=== DATA RECORDS ===
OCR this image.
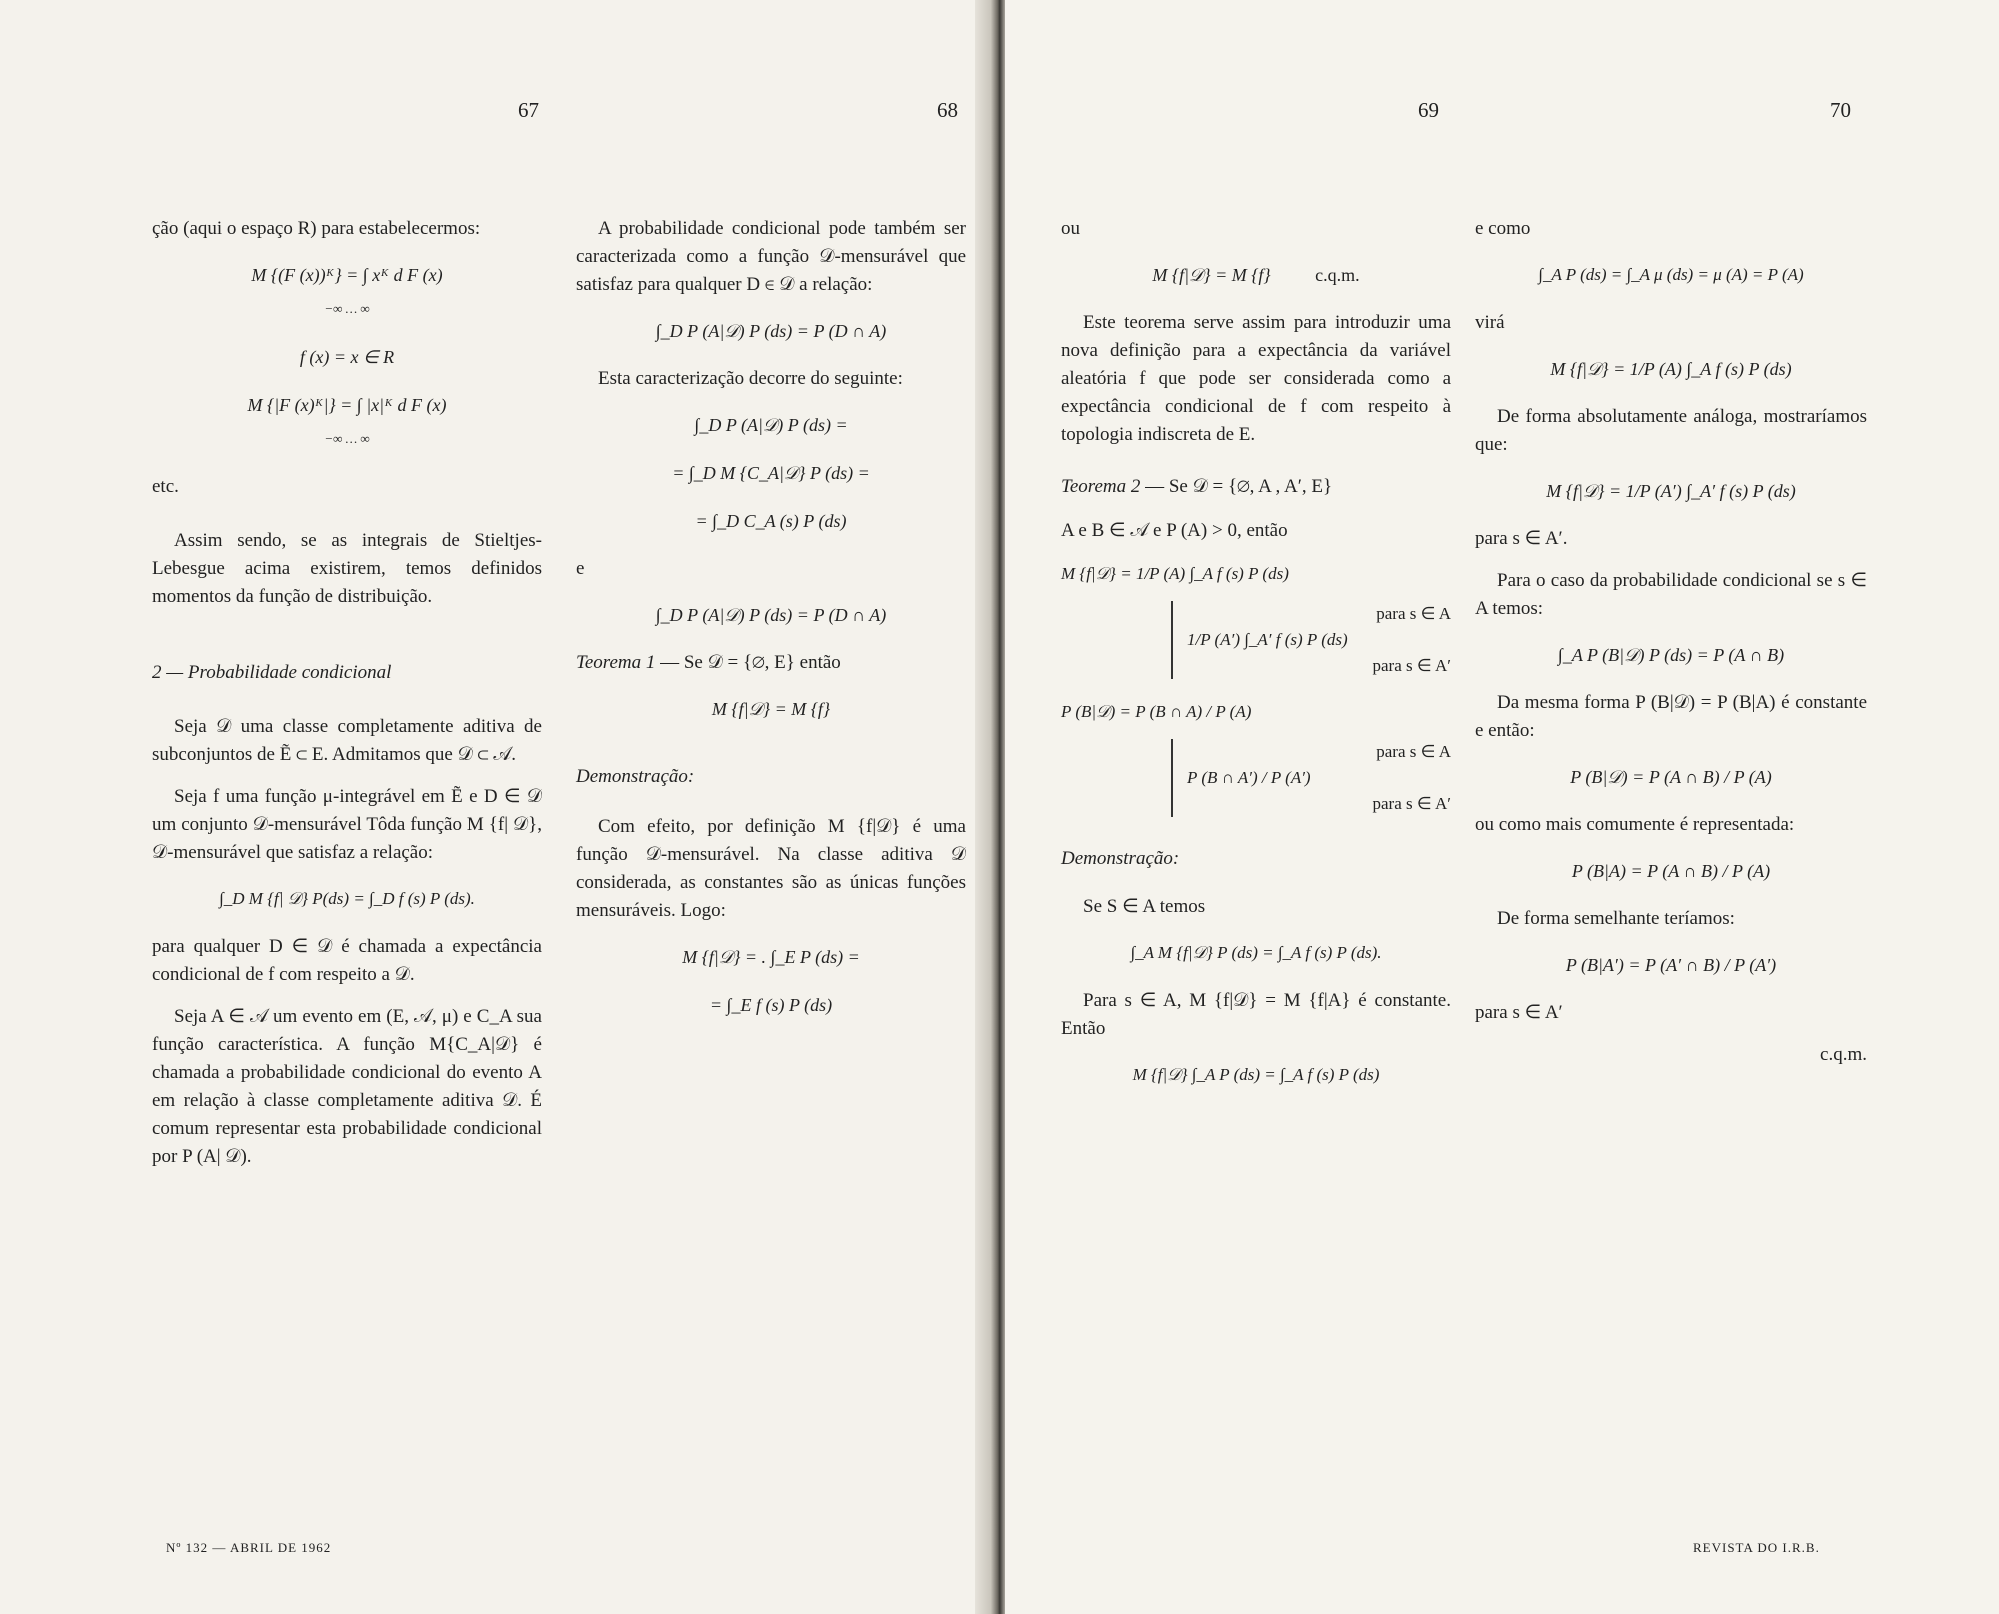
67	68

ção (aqui o espaço R) para estabelecermos:

M {(F (x))ᴷ} = ∫ xᴷ d F (x)
−∞ … ∞
f (x) = x ∈ R
M {|F (x)ᴷ|} = ∫ |x|ᴷ d F (x)
−∞ … ∞

etc.

Assim sendo, se as integrais de Stieltjes-Lebesgue acima existirem, temos definidos momentos da função de distribuição.

2 — Probabilidade condicional

Seja 𝒟 uma classe completamente aditiva de subconjuntos de Ẽ ⊂ E. Admitamos que 𝒟 ⊂ 𝒜.

Seja f uma função μ-integrável em Ẽ e D ∈ 𝒟 um conjunto 𝒟-mensurável Tôda função M {f| 𝒟}, 𝒟-mensurável que satisfaz a relação:

∫_D M {f| 𝒟} P(ds) = ∫_D f (s) P (ds).

para qualquer D ∈ 𝒟 é chamada a expectância condicional de f com respeito a 𝒟.

Seja A ∈ 𝒜 um evento em (E, 𝒜, μ) e C_A sua função característica. A função M{C_A|𝒟} é chamada a probabilidade condicional do evento A em relação à classe completamente aditiva 𝒟. É comum representar esta probabilidade condicional por P (A| 𝒟).

A probabilidade condicional pode também ser caracterizada como a função 𝒟-mensurável que satisfaz para qualquer D ∈ 𝒟 a relação:

∫_D P (A|𝒟) P (ds) = P (D ∩ A)

Esta caracterização decorre do seguinte:

∫_D P (A|𝒟) P (ds) =
= ∫_D M {C_A|𝒟} P (ds) =
= ∫_D C_A (s) P (ds)

e

∫_D P (A|𝒟) P (ds) = P (D ∩ A)
Teorema 1 — Se 𝒟 = {∅, E} então
M {f|𝒟} = M {f}
Demonstração:

Com efeito, por definição M {f|𝒟} é uma função 𝒟-mensurável. Na classe aditiva 𝒟 considerada, as constantes são as únicas funções mensuráveis. Logo:

M {f|𝒟} = . ∫_E P (ds) =
= ∫_E f (s) P (ds)
Nº 132 — ABRIL DE 1962
69	70

ou

M {f|𝒟} = M {f} c.q.m.

Este teorema serve assim para introduzir uma nova definição para a expectância da variável aleatória f que pode ser considerada como a expectância condicional de f com respeito à topologia indiscreta de E.

Teorema 2 — Se 𝒟 = {∅, A , A′, E}

A e B ∈ 𝒜 e P (A) > 0, então

M {f|𝒟} = 1/P (A) ∫_A f (s) P (ds)
para s ∈ A
1/P (A′) ∫_A′ f (s) P (ds)
para s ∈ A′
P (B|𝒟) = P (B ∩ A) / P (A)
para s ∈ A
P (B ∩ A′) / P (A′)
para s ∈ A′
Demonstração:

Se S ∈ A temos

∫_A M {f|𝒟} P (ds) = ∫_A f (s) P (ds).

Para s ∈ A, M {f|𝒟} = M {f|A} é constante. Então

M {f|𝒟} ∫_A P (ds) = ∫_A f (s) P (ds)

e como

∫_A P (ds) = ∫_A μ (ds) = μ (A) = P (A)

virá

M {f|𝒟} = 1/P (A) ∫_A f (s) P (ds)

De forma absolutamente análoga, mostraríamos que:

M {f|𝒟} = 1/P (A′) ∫_A′ f (s) P (ds)

para s ∈ A′.

Para o caso da probabilidade condicional se s ∈ A temos:

∫_A P (B|𝒟) P (ds) = P (A ∩ B)

Da mesma forma P (B|𝒟) = P (B|A) é constante e então:

P (B|𝒟) = P (A ∩ B) / P (A)

ou como mais comumente é representada:

P (B|A) = P (A ∩ B) / P (A)

De forma semelhante teríamos:

P (B|A′) = P (A′ ∩ B) / P (A′)

para s ∈ A′

c.q.m.
REVISTA DO I.R.B.
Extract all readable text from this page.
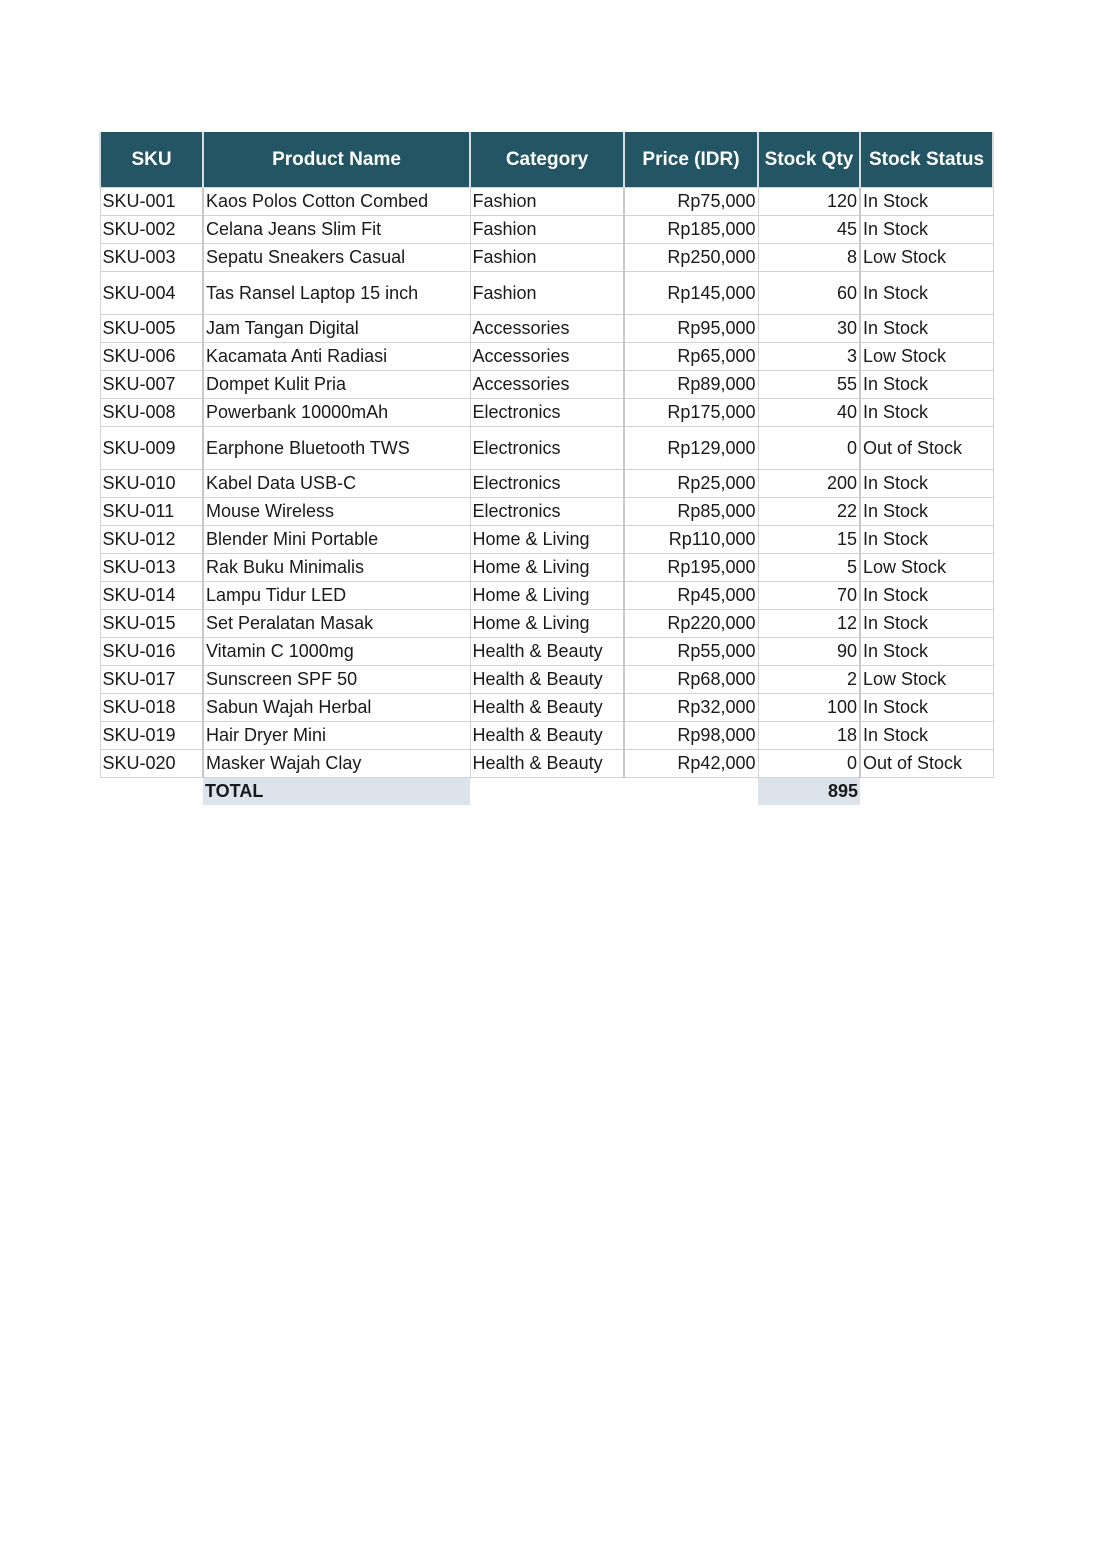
SKU	Product Name	Category	Price (IDR)	Stock Qty	Stock Status
SKU-001	Kaos Polos Cotton Combed	Fashion	Rp75,000	120	In Stock
SKU-002	Celana Jeans Slim Fit	Fashion	Rp185,000	45	In Stock
SKU-003	Sepatu Sneakers Casual	Fashion	Rp250,000	8	Low Stock
SKU-004	Tas Ransel Laptop 15 inch	Fashion	Rp145,000	60	In Stock
SKU-005	Jam Tangan Digital	Accessories	Rp95,000	30	In Stock
SKU-006	Kacamata Anti Radiasi	Accessories	Rp65,000	3	Low Stock
SKU-007	Dompet Kulit Pria	Accessories	Rp89,000	55	In Stock
SKU-008	Powerbank 10000mAh	Electronics	Rp175,000	40	In Stock
SKU-009	Earphone Bluetooth TWS	Electronics	Rp129,000	0	Out of Stock
SKU-010	Kabel Data USB-C	Electronics	Rp25,000	200	In Stock
SKU-011	Mouse Wireless	Electronics	Rp85,000	22	In Stock
SKU-012	Blender Mini Portable	Home & Living	Rp110,000	15	In Stock
SKU-013	Rak Buku Minimalis	Home & Living	Rp195,000	5	Low Stock
SKU-014	Lampu Tidur LED	Home & Living	Rp45,000	70	In Stock
SKU-015	Set Peralatan Masak	Home & Living	Rp220,000	12	In Stock
SKU-016	Vitamin C 1000mg	Health & Beauty	Rp55,000	90	In Stock
SKU-017	Sunscreen SPF 50	Health & Beauty	Rp68,000	2	Low Stock
SKU-018	Sabun Wajah Herbal	Health & Beauty	Rp32,000	100	In Stock
SKU-019	Hair Dryer Mini	Health & Beauty	Rp98,000	18	In Stock
SKU-020	Masker Wajah Clay	Health & Beauty	Rp42,000	0	Out of Stock
	TOTAL			895	
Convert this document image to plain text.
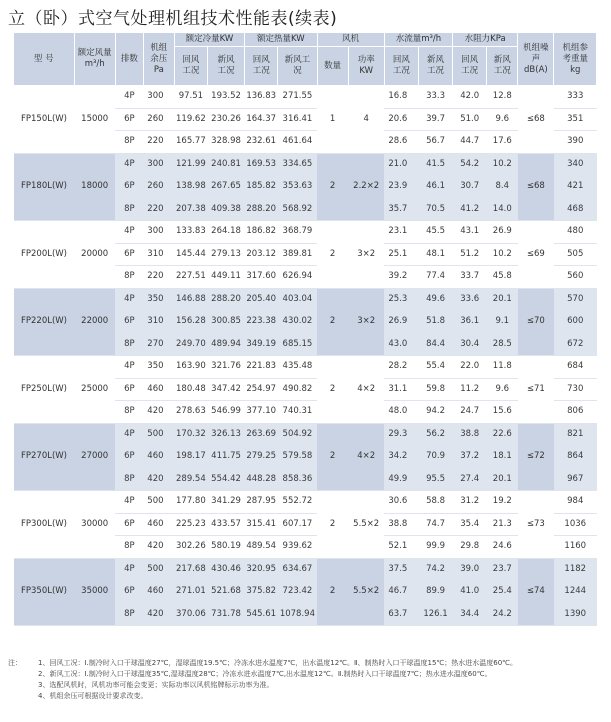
立（卧）式空气处理机组技术性能表(续表)
型 号	额定风量m³/h	排数	机组余压Pa	额定冷量KW		额定热量KW		风机		水流量m³/h		水阻力KPa		机组噪声dB(A)	机组参考重量kg
				回风工况	新风工况	回风工况	新风工况	数量	功率KW	回风工况	新风工况	回风工况	新风工况		
FP150L(W)	15000	4P	300	97.51	193.52	136.83	271.55	1	4	16.8	33.3	42.0	12.8	≤68	333
		6P	260	119.62	230.26	164.37	316.41			20.6	39.7	51.0	9.6		351
		8P	220	165.77	328.98	232.61	461.64			28.6	56.7	44.7	17.6		390
FP180L(W)	18000	4P	300	121.99	240.81	169.53	334.65	2	2.2×2	21.0	41.5	54.2	10.2	≤68	340
		6P	260	138.98	267.65	185.82	353.63			23.9	46.1	30.7	8.4		421
		8P	220	207.38	409.38	288.20	568.92			35.7	70.5	41.2	14.0		468
FP200L(W)	20000	4P	300	133.83	264.18	186.82	368.79	2	3×2	23.1	45.5	43.1	26.9	≤69	480
		6P	310	145.44	279.13	203.12	389.81			25.1	48.1	51.2	10.2		505
		8P	220	227.51	449.11	317.60	626.94			39.2	77.4	33.7	45.8		560
FP220L(W)	22000	4P	350	146.88	288.20	205.40	403.04	2	3×2	25.3	49.6	33.6	20.1	≤70	570
		6P	310	156.28	300.85	223.38	430.02			26.9	51.8	36.1	9.1		600
		8P	270	249.70	489.94	349.19	685.15			43.0	84.4	30.4	28.5		672
FP250L(W)	25000	4P	350	163.90	321.76	221.83	435.48	2	4×2	28.2	55.4	22.0	11.8	≤71	684
		6P	460	180.48	347.42	254.97	490.82			31.1	59.8	11.2	9.6		730
		8P	420	278.63	546.99	377.10	740.31			48.0	94.2	24.7	15.6		806
FP270L(W)	27000	4P	500	170.32	326.13	263.69	504.92	2	4×2	29.3	56.2	38.8	22.6	≤72	821
		6P	460	198.17	411.75	279.25	579.58			34.2	70.9	37.2	18.1		864
		8P	420	289.54	554.42	448.28	858.36			49.9	95.5	27.4	20.1		967
FP300L(W)	30000	4P	500	177.80	341.29	287.95	552.72	2	5.5×2	30.6	58.8	31.2	19.2	≤73	984
		6P	460	225.23	433.57	315.41	607.17			38.8	74.7	35.4	21.3		1036
		8P	420	302.26	580.19	489.54	939.62			52.1	99.9	29.8	24.6		1160
FP350L(W)	35000	4P	500	217.68	430.46	320.95	634.67	2	5.5×2	37.5	74.2	39.0	23.7	≤74	1182
		6P	460	271.01	521.68	375.82	723.42			46.7	89.9	41.0	25.4		1244
		8P	420	370.06	731.78	545.61	1078.94			63.7	126.1	34.4	24.2		1390
注： 1、回风工况：Ⅰ.制冷时入口干球温度27℃，湿球温度19.5℃；冷冻水进水温度7℃，出水温度12℃。Ⅱ、制热时入口干球温度15℃；热水进水温度60℃。
2、新风工况：Ⅰ.制冷时入口干球温度35℃,湿球温度28℃；冷冻水进水温度7℃,出水温度12℃。Ⅱ.制热时入口干球温度7℃；热水进水温度60℃。
3、选配风机时，风机功率可能会变更；实际功率以风机铭牌标示功率为准。
4、机组余压可根据设计要求改变。
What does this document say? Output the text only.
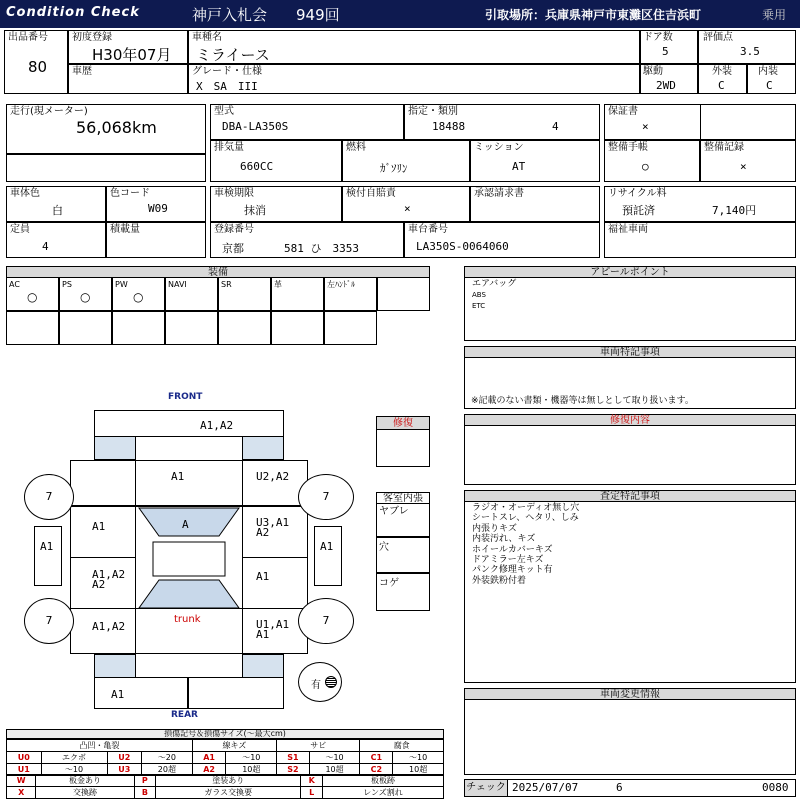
Condition Check	神戸入札会 949回	引取場所：兵庫県神戸市東灘区住吉浜町	乗用
出品番号
80
初度登録
H30年07月
車種名
ミライース
ドア数
5
評価点
3.5
車歴	グレード・仕様
X　SA　III
駆動
2WD
外装
C
内装
C
走行(現メーター)
56,068km
型式
DBA-LA350S
指定・類別
18488	4
保証書
×
排気量
660CC
燃料
ｶﾞｿﾘﾝ
ミッション
AT
整備手帳
○
整備記録
×
車体色
白
色コード
W09
定員
4
積載量
車検期限
抹消
検付自賠責
×
承認請求書
登録番号
京都	581 ひ　3353
車台番号
LA350S-0064060
リサイクル料
預託済	7,140円
福祉車両
装備
AC
○
PS
○
PW
○
NAVI	SR	革	左ﾊﾝﾄﾞﾙ
アピールポイント
エアバッグ
ABS
ETC
車両特記事項
※記載のない書類・機器等は無しとして取り扱います。
修復内容
査定特記事項
ラジオ・オーディオ無し穴
シートスレ、ヘタリ、しみ
内張りキズ
内装汚れ、キズ
ホイールカバーキズ
ドアミラー左キズ
パンク修理キット有
外装鉄粉付着
車両変更情報
チェック 2025/07/07	6	0080
FRONT
REAR
A1,A2
A1	U2,A2
A1	A	U3,A1
A2
A1,A2
A2
A1
A1,A2
trunk	U1,A1
A1
A1
A1	A1
7	7
7	7
有
修復
客室内張
ヤブレ
穴
コゲ
損傷記号＆損傷サイズ(〜最大cm)
凸凹・亀裂				線キズ		サビ		腐食	
U0	エクボ	U2	〜20	A1	〜10	S1	〜10	C1	〜10
U1	〜10	U3	20超	A2	10超	S2	10超	C2	10超
W	板金あり	P	塗装あり	K	板板跡
X	交換跡	B	ガラス交換要	L	レンズ割れ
===
### DIRECTIONS FOR THIS TASK
Locate "What does this" in the listing above, then print exactly the lines from that line through the final one, omitting all pictures.

### COMPLETED EXERCISE
What does this document say? Output the text only.
Condition Check	神戸入札会 949回	引取場所：兵庫県神戸市東灘区住吉浜町	乗用
出品番号
80
初度登録
H30年07月
車種名
ミライース
ドア数
5
評価点
3.5
車歴	グレード・仕様
X　SA　III
駆動
2WD
外装
C
内装
C
走行(現メーター)
56,068km
型式
DBA-LA350S
指定・類別
18488	4
保証書
×
排気量
660CC
燃料
ｶﾞｿﾘﾝ
ミッション
AT
整備手帳
○
整備記録
×
車体色
白
色コード
W09
定員
4
積載量
車検期限
抹消
検付自賠責
×
承認請求書
登録番号
京都	581 ひ　3353
車台番号
LA350S-0064060
リサイクル料
預託済	7,140円
福祉車両
装備
AC
○
PS
○
PW
○
NAVI	SR	革	左ﾊﾝﾄﾞﾙ
アピールポイント
エアバッグ
ABS
ETC
車両特記事項
※記載のない書類・機器等は無しとして取り扱います。
修復内容
査定特記事項
ラジオ・オーディオ無し穴
シートスレ、ヘタリ、しみ
内張りキズ
内装汚れ、キズ
ホイールカバーキズ
ドアミラー左キズ
パンク修理キット有
外装鉄粉付着
車両変更情報
チェック 2025/07/07	6	0080
FRONT
REAR
A1,A2
A1	U2,A2
A1	A	U3,A1
A2
A1,A2
A2
A1
A1,A2
trunk	U1,A1
A1
A1
A1	A1
7	7
7	7
有
修復
客室内張
ヤブレ
穴
コゲ
損傷記号＆損傷サイズ(〜最大cm)
凸凹・亀裂				線キズ		サビ		腐食	
U0	エクボ	U2	〜20	A1	〜10	S1	〜10	C1	〜10
U1	〜10	U3	20超	A2	10超	S2	10超	C2	10超
W	板金あり	P	塗装あり	K	板板跡
X	交換跡	B	ガラス交換要	L	レンズ割れ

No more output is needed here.